_PROBLEM STATEMENT_
Reproduce each line that includes the word "abuse".

[Records from a data source]

<<<<

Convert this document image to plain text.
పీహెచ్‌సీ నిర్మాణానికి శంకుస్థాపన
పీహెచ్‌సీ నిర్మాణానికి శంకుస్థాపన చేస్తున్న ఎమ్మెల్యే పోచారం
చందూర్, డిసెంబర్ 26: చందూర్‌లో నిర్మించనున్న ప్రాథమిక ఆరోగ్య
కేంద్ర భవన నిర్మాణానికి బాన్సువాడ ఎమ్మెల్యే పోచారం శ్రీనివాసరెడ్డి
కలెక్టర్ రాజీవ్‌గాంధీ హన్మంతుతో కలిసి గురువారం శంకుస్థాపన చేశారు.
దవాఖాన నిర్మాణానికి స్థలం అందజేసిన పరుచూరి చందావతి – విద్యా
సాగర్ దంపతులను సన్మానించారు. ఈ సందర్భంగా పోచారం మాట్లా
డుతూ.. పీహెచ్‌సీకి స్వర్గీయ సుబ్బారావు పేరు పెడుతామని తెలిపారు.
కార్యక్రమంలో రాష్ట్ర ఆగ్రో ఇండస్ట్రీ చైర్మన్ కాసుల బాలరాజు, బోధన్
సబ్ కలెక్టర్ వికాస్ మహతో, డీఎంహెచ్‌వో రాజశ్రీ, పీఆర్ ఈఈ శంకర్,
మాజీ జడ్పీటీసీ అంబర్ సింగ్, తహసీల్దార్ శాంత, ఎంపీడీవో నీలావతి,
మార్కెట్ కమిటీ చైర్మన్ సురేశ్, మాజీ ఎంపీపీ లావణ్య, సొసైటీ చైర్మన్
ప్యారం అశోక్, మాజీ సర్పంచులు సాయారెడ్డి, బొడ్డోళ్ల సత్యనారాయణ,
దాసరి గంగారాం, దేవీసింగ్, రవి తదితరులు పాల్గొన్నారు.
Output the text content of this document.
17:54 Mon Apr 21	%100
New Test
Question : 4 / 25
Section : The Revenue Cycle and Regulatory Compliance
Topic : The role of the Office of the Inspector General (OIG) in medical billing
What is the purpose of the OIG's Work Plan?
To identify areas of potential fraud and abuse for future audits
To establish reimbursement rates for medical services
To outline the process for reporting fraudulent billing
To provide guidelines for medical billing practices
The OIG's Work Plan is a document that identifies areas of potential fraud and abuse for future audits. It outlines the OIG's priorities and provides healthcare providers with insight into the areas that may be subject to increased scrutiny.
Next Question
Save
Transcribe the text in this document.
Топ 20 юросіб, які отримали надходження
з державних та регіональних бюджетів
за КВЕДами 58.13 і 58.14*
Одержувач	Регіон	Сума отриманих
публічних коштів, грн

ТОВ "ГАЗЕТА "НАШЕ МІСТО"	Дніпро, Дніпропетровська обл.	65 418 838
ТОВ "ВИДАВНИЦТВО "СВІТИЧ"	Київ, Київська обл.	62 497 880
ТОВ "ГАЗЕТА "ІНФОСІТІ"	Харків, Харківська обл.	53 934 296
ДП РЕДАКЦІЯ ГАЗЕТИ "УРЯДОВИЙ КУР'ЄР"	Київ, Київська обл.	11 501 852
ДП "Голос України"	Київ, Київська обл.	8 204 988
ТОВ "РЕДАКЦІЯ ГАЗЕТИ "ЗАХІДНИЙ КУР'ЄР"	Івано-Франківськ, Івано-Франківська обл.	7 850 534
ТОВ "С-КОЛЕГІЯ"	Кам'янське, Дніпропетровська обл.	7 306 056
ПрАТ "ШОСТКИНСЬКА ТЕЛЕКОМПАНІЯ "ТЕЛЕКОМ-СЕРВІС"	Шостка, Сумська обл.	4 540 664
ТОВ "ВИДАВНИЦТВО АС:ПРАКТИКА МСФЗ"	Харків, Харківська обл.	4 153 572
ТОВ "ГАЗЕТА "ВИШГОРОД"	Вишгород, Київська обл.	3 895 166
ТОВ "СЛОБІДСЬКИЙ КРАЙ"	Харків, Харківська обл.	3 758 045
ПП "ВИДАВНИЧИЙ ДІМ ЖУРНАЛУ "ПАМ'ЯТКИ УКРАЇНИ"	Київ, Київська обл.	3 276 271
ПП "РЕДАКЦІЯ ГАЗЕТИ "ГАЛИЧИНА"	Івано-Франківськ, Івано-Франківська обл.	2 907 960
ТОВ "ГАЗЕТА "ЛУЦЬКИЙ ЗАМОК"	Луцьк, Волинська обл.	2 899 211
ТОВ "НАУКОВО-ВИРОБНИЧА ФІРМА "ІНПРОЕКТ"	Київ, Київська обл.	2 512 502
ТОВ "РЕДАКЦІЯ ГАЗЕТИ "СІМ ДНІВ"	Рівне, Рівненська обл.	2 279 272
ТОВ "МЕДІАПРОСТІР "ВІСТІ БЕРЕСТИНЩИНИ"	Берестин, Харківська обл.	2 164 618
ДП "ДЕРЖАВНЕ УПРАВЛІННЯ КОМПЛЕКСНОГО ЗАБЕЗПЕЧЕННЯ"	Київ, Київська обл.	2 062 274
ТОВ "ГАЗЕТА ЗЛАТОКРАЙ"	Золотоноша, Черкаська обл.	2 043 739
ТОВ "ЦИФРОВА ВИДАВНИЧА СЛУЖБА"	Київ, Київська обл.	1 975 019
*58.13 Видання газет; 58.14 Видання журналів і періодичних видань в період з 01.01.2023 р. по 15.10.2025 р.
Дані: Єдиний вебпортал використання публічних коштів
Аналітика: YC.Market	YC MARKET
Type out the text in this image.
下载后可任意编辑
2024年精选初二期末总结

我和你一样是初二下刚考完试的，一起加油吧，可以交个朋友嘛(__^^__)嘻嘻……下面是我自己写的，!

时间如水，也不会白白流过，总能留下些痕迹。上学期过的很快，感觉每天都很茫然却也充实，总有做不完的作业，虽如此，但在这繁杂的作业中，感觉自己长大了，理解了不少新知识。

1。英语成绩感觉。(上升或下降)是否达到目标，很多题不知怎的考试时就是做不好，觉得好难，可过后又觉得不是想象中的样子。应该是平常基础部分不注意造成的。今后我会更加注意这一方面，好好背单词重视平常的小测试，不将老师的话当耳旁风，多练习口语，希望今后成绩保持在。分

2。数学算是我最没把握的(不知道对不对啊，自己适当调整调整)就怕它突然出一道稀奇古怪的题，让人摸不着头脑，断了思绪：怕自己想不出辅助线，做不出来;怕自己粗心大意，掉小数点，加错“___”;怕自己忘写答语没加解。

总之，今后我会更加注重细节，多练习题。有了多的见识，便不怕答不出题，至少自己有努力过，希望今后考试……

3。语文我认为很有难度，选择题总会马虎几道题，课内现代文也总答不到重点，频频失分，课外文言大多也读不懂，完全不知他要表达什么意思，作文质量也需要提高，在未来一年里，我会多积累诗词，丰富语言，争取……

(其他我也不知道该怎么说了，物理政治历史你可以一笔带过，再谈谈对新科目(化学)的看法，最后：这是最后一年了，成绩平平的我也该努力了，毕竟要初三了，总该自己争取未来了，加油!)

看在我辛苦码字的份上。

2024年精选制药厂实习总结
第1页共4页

>>>>

_EXERCISE SOLUTION_
To identify areas of potential fraud and abuse for future audits
The OIG's Work Plan is a document that identifies areas of potential fraud and abuse for future audits. It outlines the OIG's priorities and provides healthcare providers with insight into the areas that may be subject to increased scrutiny.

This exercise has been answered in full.